Reproduce all entries precisely, down to the last character.

Start RECORDS SUPPLIED

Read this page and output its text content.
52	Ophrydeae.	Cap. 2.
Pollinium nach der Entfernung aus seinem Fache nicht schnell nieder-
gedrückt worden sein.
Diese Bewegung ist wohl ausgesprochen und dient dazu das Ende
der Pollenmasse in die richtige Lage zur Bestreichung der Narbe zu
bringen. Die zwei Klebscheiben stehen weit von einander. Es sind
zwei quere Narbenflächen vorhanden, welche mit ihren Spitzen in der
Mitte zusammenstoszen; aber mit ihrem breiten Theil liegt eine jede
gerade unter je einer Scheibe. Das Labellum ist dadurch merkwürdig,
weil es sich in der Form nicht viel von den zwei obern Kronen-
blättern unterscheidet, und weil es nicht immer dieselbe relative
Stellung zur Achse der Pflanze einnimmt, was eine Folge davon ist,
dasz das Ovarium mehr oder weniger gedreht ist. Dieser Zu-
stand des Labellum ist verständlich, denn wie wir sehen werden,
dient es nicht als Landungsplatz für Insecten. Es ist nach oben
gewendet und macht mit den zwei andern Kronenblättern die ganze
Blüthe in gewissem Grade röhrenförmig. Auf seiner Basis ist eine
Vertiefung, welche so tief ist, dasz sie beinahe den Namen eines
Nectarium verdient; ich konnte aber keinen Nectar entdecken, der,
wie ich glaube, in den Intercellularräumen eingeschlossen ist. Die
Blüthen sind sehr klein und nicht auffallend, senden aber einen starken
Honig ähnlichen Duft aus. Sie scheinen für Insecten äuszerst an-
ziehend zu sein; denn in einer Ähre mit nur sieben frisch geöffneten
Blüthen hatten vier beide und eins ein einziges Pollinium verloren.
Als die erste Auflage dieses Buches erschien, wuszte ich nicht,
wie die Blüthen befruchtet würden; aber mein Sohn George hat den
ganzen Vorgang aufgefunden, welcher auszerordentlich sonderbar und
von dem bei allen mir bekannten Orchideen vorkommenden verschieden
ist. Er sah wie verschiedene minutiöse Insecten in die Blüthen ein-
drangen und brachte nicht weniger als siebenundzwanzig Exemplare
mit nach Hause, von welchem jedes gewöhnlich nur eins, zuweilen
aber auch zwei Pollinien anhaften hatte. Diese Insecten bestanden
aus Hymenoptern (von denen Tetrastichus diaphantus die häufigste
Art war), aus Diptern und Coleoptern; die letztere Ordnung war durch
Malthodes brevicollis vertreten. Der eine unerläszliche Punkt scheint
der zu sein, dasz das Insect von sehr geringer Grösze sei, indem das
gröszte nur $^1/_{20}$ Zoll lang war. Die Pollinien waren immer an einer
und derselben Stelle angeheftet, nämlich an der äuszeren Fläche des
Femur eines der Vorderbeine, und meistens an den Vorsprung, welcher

End RECORDS SUPPLIED

| THE ANSWER |
Read this page and output its text content.
52	Ophrydeae.	Cap. 2.
Pollinium nach der Entfernung aus seinem Fache nicht schnell nieder-
gedrückt worden sein.
Diese Bewegung ist wohl ausgesprochen und dient dazu das Ende
der Pollenmasse in die richtige Lage zur Bestreichung der Narbe zu
bringen. Die zwei Klebscheiben stehen weit von einander. Es sind
zwei quere Narbenflächen vorhanden, welche mit ihren Spitzen in der
Mitte zusammenstoszen; aber mit ihrem breiten Theil liegt eine jede
gerade unter je einer Scheibe. Das Labellum ist dadurch merkwürdig,
weil es sich in der Form nicht viel von den zwei obern Kronen-
blättern unterscheidet, und weil es nicht immer dieselbe relative
Stellung zur Achse der Pflanze einnimmt, was eine Folge davon ist,
dasz das Ovarium mehr oder weniger gedreht ist. Dieser Zu-
stand des Labellum ist verständlich, denn wie wir sehen werden,
dient es nicht als Landungsplatz für Insecten. Es ist nach oben
gewendet und macht mit den zwei andern Kronenblättern die ganze
Blüthe in gewissem Grade röhrenförmig. Auf seiner Basis ist eine
Vertiefung, welche so tief ist, dasz sie beinahe den Namen eines
Nectarium verdient; ich konnte aber keinen Nectar entdecken, der,
wie ich glaube, in den Intercellularräumen eingeschlossen ist. Die
Blüthen sind sehr klein und nicht auffallend, senden aber einen starken
Honig ähnlichen Duft aus. Sie scheinen für Insecten äuszerst an-
ziehend zu sein; denn in einer Ähre mit nur sieben frisch geöffneten
Blüthen hatten vier beide und eins ein einziges Pollinium verloren.
Als die erste Auflage dieses Buches erschien, wuszte ich nicht,
wie die Blüthen befruchtet würden; aber mein Sohn George hat den
ganzen Vorgang aufgefunden, welcher auszerordentlich sonderbar und
von dem bei allen mir bekannten Orchideen vorkommenden verschieden
ist. Er sah wie verschiedene minutiöse Insecten in die Blüthen ein-
drangen und brachte nicht weniger als siebenundzwanzig Exemplare
mit nach Hause, von welchem jedes gewöhnlich nur eins, zuweilen
aber auch zwei Pollinien anhaften hatte. Diese Insecten bestanden
aus Hymenoptern (von denen Tetrastichus diaphantus die häufigste
Art war), aus Diptern und Coleoptern; die letztere Ordnung war durch
Malthodes brevicollis vertreten. Der eine unerläszliche Punkt scheint
der zu sein, dasz das Insect von sehr geringer Grösze sei, indem das
gröszte nur $^1/_{20}$ Zoll lang war. Die Pollinien waren immer an einer
und derselben Stelle angeheftet, nämlich an der äuszeren Fläche des
Femur eines der Vorderbeine, und meistens an den Vorsprung, welcher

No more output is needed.